RECORDS SUPPLIED |
------------------------------------------------------------------------

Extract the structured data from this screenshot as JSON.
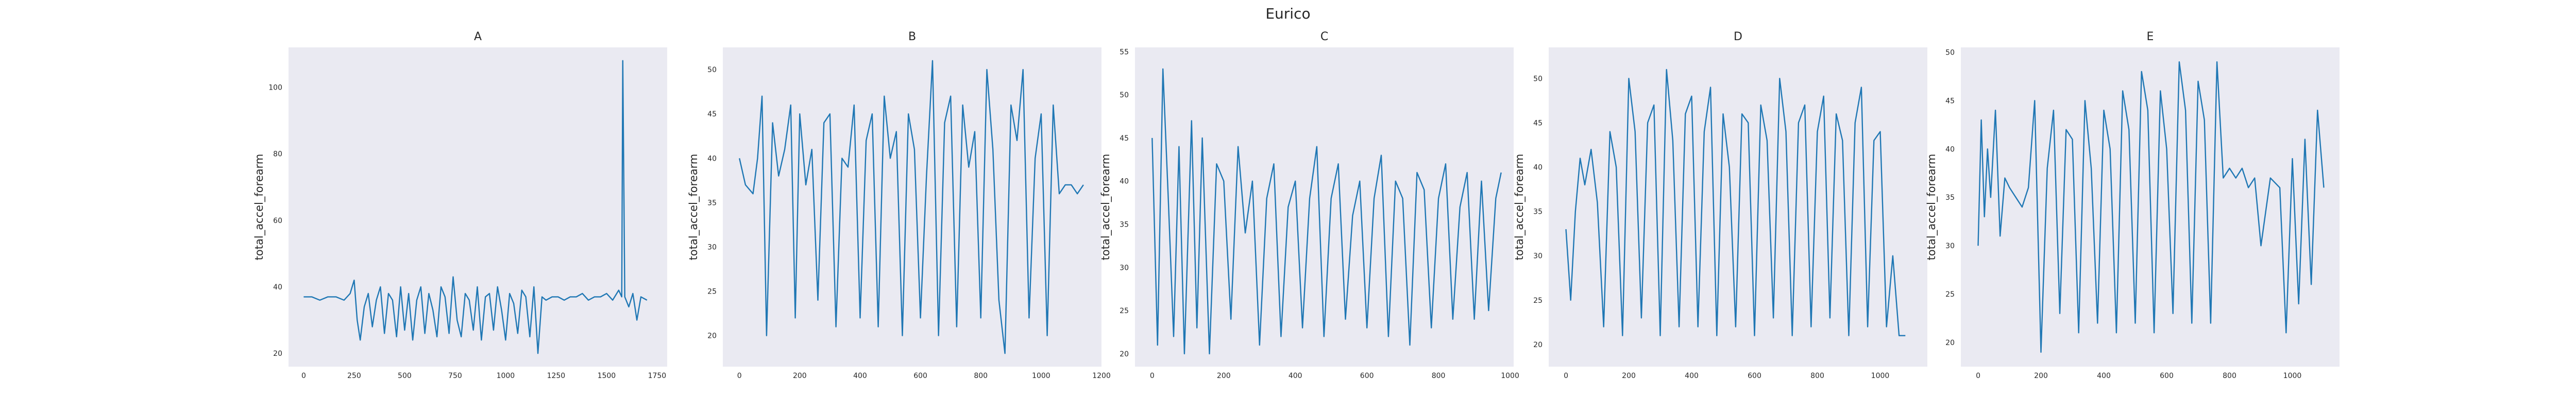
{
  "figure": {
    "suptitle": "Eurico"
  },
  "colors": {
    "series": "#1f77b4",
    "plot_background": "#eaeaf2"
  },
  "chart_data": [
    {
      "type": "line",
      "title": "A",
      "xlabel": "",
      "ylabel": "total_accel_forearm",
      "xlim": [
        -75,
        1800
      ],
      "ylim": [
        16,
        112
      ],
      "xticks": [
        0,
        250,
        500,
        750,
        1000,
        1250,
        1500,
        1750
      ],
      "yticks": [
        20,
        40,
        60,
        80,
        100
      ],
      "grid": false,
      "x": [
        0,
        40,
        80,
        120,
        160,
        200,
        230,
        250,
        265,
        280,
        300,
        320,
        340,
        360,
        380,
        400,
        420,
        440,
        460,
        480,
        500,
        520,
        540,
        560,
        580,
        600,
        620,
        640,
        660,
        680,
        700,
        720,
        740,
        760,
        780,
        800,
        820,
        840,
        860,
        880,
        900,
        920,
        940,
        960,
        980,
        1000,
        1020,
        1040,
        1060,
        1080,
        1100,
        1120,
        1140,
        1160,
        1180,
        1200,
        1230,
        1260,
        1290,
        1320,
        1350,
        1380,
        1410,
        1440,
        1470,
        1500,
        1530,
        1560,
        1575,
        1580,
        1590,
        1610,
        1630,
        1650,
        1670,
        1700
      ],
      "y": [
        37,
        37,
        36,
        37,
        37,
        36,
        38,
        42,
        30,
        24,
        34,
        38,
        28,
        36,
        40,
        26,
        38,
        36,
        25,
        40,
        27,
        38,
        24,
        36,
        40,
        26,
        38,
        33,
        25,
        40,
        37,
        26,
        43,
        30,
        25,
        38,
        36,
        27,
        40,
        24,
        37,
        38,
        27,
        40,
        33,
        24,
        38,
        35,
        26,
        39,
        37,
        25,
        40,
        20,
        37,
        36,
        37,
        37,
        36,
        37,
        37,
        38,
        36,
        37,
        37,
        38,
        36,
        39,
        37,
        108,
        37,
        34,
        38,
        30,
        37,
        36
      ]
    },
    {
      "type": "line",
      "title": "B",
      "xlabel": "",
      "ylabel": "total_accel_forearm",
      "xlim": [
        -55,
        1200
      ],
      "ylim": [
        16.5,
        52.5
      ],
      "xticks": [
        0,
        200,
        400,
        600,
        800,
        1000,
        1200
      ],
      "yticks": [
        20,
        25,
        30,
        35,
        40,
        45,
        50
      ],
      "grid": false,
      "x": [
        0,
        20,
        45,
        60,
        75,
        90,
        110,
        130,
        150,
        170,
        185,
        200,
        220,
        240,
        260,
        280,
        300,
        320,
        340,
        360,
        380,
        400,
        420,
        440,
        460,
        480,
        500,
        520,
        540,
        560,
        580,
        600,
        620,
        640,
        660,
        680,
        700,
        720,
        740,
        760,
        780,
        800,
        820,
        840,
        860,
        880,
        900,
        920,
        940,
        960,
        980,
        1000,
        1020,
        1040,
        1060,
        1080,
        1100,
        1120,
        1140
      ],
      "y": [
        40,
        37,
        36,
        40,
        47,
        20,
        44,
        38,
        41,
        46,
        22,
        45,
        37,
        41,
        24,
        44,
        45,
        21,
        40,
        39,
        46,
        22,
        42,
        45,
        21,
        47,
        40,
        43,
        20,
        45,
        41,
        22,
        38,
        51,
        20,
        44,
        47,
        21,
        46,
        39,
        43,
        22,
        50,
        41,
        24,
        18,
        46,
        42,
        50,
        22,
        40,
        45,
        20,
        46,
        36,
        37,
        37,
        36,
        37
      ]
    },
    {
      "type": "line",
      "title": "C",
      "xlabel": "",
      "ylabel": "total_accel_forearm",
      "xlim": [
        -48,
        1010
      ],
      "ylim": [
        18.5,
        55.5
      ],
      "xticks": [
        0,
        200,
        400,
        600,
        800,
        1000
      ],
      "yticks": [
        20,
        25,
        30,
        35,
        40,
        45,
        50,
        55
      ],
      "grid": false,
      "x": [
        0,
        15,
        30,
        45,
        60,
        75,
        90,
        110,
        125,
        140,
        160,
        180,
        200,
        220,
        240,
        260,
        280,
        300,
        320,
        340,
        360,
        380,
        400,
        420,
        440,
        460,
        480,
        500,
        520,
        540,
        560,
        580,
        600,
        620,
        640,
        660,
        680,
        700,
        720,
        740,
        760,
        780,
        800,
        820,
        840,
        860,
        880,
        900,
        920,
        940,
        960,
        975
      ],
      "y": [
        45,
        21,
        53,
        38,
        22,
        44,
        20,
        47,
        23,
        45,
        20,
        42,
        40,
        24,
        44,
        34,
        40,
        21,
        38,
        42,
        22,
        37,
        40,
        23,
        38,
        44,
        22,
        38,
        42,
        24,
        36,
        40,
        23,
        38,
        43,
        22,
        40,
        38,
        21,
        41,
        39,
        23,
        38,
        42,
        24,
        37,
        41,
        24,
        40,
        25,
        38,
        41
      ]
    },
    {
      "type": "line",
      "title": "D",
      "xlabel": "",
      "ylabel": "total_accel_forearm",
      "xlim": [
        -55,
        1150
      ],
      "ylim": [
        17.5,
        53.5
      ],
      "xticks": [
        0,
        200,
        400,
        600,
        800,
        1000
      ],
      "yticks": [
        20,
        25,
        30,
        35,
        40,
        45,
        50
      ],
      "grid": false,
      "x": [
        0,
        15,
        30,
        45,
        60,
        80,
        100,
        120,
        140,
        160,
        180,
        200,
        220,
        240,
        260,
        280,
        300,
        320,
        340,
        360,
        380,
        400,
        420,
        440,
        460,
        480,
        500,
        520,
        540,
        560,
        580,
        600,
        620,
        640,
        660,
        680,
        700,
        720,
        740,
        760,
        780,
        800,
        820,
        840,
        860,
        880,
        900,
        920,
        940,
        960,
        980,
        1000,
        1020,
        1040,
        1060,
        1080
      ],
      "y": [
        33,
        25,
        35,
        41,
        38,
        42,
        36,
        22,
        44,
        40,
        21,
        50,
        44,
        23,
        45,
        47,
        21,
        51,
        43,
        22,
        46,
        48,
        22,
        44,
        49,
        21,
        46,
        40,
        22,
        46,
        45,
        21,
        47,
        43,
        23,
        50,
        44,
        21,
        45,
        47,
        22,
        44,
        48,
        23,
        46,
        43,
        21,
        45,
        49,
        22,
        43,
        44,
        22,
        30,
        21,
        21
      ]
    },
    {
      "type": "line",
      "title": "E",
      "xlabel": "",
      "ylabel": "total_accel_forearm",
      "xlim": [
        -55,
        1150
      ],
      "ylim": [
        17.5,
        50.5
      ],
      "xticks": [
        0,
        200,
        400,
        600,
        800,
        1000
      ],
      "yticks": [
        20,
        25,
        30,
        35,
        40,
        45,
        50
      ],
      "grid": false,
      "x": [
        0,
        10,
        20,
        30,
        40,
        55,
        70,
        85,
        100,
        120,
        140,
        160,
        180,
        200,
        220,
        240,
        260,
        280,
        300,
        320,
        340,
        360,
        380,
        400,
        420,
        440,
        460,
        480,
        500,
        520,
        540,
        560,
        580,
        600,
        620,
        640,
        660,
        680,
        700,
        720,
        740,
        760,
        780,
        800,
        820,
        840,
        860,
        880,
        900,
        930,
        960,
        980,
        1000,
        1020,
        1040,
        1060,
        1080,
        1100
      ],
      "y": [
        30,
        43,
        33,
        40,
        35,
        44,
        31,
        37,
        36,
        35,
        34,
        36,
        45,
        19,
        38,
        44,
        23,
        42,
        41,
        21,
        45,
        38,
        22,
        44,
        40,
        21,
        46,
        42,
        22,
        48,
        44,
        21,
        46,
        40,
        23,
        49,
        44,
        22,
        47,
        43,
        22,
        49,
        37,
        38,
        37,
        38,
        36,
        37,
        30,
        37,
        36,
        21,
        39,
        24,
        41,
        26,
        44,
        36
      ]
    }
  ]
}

------------------------------------------------------------------------

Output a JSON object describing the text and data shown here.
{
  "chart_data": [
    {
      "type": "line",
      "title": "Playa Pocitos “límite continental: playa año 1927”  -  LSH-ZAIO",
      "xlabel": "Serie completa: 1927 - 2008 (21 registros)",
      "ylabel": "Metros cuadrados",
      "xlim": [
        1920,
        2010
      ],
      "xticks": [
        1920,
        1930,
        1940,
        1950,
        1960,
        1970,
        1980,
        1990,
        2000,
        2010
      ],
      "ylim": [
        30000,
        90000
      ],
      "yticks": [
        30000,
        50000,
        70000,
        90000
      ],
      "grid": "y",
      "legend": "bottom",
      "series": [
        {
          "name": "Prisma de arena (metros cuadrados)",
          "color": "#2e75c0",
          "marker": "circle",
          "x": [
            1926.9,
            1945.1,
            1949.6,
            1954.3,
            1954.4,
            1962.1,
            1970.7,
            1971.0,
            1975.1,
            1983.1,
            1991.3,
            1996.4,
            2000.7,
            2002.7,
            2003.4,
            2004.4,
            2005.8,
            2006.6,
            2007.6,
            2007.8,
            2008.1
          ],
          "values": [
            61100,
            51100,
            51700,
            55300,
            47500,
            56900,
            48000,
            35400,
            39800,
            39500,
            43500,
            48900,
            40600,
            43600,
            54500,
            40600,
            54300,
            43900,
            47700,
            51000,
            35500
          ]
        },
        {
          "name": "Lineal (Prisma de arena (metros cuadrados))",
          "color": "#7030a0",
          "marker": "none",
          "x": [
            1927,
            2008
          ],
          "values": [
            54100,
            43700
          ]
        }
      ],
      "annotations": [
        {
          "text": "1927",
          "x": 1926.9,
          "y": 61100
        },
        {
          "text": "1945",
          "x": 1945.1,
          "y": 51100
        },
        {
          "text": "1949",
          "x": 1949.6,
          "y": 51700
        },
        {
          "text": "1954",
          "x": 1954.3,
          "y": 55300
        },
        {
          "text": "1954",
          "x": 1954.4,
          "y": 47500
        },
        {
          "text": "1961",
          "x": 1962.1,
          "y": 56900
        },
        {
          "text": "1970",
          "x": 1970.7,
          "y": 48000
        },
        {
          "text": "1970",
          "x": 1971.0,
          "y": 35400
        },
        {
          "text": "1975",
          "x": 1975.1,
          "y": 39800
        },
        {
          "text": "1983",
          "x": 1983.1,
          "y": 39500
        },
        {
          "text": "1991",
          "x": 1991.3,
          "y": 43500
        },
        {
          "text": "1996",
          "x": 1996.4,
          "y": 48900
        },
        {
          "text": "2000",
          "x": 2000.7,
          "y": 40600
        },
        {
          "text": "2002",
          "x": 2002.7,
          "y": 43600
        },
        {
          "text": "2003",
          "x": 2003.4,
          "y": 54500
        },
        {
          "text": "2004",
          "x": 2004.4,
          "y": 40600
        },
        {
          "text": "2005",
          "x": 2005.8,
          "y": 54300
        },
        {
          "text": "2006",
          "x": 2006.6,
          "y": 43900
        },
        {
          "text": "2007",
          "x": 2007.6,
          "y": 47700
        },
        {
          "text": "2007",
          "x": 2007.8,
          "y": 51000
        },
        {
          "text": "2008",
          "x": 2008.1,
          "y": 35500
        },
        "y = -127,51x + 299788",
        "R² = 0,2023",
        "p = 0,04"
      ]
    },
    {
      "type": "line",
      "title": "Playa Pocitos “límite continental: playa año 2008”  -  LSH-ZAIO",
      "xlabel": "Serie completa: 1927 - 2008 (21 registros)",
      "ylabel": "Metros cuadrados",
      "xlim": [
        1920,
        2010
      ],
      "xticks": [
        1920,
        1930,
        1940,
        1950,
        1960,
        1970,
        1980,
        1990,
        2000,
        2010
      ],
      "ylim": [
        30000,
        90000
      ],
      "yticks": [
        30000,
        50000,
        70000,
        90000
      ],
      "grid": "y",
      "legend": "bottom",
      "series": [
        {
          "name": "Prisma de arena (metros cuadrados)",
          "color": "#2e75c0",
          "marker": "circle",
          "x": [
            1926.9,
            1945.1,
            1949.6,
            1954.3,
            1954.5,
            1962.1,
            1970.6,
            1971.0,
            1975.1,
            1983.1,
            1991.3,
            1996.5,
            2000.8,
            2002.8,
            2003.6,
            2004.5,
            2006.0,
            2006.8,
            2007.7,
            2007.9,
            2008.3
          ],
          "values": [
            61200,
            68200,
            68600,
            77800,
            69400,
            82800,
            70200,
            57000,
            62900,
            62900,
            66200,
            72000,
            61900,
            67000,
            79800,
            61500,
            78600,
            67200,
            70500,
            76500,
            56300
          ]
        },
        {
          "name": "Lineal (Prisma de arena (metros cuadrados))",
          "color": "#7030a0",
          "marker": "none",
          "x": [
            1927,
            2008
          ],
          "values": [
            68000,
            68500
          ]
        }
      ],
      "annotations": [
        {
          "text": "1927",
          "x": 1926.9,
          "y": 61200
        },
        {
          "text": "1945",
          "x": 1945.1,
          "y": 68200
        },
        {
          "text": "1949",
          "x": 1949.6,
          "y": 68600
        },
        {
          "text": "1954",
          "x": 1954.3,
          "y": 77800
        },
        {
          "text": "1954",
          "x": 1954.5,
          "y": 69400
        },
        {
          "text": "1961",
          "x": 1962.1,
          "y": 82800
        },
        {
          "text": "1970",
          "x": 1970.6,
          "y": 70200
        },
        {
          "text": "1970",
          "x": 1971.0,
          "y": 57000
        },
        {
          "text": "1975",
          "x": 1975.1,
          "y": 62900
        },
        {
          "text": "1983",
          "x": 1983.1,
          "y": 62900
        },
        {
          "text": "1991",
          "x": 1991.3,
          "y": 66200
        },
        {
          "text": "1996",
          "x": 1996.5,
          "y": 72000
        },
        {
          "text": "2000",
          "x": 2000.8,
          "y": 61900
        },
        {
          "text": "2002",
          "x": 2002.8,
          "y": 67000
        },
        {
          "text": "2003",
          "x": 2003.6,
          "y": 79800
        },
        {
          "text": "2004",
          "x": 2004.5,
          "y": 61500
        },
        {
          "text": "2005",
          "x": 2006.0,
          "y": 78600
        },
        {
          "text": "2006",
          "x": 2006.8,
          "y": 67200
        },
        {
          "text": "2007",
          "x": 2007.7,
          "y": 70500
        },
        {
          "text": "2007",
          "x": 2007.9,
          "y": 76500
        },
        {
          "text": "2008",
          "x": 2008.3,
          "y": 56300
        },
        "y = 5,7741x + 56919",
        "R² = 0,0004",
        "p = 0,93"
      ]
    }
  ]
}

------------------------------------------------------------------------

SHORT TASK |
Show the lines of the material that contain the word "Pocitos".

WRITTEN SOLUTION |
      "title": "Playa Pocitos “límite continental: playa año 1927”  -  LSH-ZAIO",
      "title": "Playa Pocitos “límite continental: playa año 2008”  -  LSH-ZAIO",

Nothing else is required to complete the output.